Copy out all the lines where "一带一路" shows up.

### INPUT DATA ###

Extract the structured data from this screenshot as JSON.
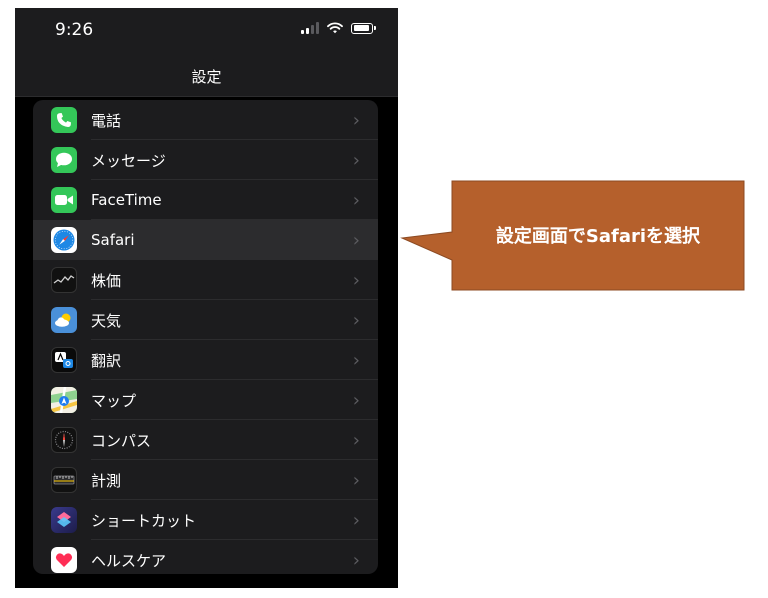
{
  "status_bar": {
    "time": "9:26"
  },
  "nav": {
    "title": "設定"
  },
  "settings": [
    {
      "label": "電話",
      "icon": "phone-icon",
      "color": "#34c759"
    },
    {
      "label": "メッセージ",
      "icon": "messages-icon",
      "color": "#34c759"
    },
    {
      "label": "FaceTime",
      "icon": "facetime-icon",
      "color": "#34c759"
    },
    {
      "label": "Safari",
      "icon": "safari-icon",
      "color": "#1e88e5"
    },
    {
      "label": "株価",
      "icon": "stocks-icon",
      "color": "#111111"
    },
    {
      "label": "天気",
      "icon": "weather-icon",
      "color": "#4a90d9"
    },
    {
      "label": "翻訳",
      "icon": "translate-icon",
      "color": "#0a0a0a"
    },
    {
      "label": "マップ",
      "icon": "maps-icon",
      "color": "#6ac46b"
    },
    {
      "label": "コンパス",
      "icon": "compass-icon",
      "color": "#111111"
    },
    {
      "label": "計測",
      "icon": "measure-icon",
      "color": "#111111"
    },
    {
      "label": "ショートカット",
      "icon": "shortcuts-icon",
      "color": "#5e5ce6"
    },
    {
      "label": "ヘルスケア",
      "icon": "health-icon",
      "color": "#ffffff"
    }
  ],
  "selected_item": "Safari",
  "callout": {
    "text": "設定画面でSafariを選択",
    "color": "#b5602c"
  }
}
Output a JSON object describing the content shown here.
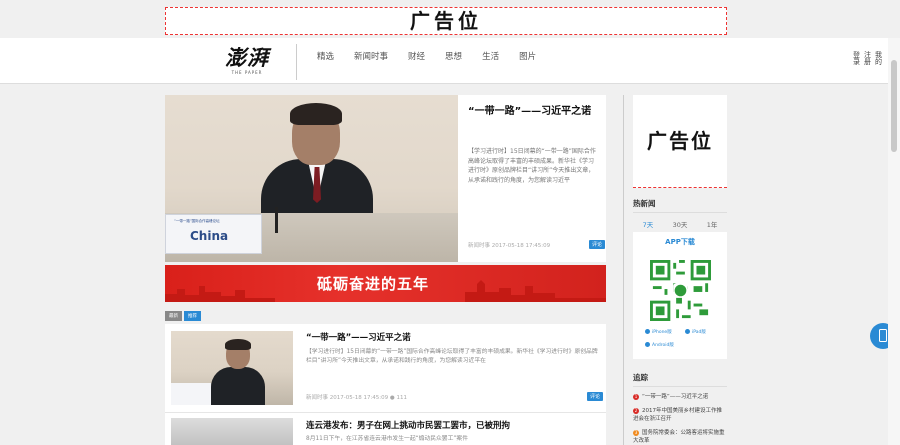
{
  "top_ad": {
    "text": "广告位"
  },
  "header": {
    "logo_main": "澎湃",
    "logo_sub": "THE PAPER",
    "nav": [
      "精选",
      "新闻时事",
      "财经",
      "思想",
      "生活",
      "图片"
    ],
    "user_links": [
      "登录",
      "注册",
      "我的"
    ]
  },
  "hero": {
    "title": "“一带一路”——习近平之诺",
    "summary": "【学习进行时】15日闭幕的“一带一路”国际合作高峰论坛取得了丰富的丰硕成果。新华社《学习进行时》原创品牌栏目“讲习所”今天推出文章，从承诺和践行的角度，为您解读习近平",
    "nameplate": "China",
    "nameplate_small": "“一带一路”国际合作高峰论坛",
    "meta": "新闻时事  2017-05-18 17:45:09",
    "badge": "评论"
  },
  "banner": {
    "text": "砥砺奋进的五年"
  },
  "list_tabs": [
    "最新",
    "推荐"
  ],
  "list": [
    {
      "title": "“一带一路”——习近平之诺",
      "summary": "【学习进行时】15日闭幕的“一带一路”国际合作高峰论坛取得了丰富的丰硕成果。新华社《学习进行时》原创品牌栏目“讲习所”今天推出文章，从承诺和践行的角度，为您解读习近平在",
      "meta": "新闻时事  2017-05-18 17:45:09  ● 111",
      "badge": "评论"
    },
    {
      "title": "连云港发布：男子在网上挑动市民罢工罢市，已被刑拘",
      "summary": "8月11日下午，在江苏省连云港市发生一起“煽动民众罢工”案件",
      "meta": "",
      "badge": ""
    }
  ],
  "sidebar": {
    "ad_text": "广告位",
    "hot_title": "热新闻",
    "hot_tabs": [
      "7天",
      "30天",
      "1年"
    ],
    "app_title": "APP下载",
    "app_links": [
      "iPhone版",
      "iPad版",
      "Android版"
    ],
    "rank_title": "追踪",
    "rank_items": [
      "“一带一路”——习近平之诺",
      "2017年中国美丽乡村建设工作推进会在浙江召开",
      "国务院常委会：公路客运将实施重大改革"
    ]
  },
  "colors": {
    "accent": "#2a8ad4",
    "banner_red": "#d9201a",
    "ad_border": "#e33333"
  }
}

###

* **RESPONSE BELOW**:
    "title": "“一带一路”——习近平之诺",
    "summary": "【学习进行时】15日闭幕的“一带一路”国际合作高峰论坛取得了丰富的丰硕成果。新华社《学习进行时》原创品牌栏目“讲习所”今天推出文章，从承诺和践行的角度，为您解读习近平",
    "nameplate_small": "“一带一路”国际合作高峰论坛",
      "title": "“一带一路”——习近平之诺",
      "summary": "【学习进行时】15日闭幕的“一带一路”国际合作高峰论坛取得了丰富的丰硕成果。新华社《学习进行时》原创品牌栏目“讲习所”今天推出文章，从承诺和践行的角度，为您解读习近平在",
      "“一带一路”——习近平之诺",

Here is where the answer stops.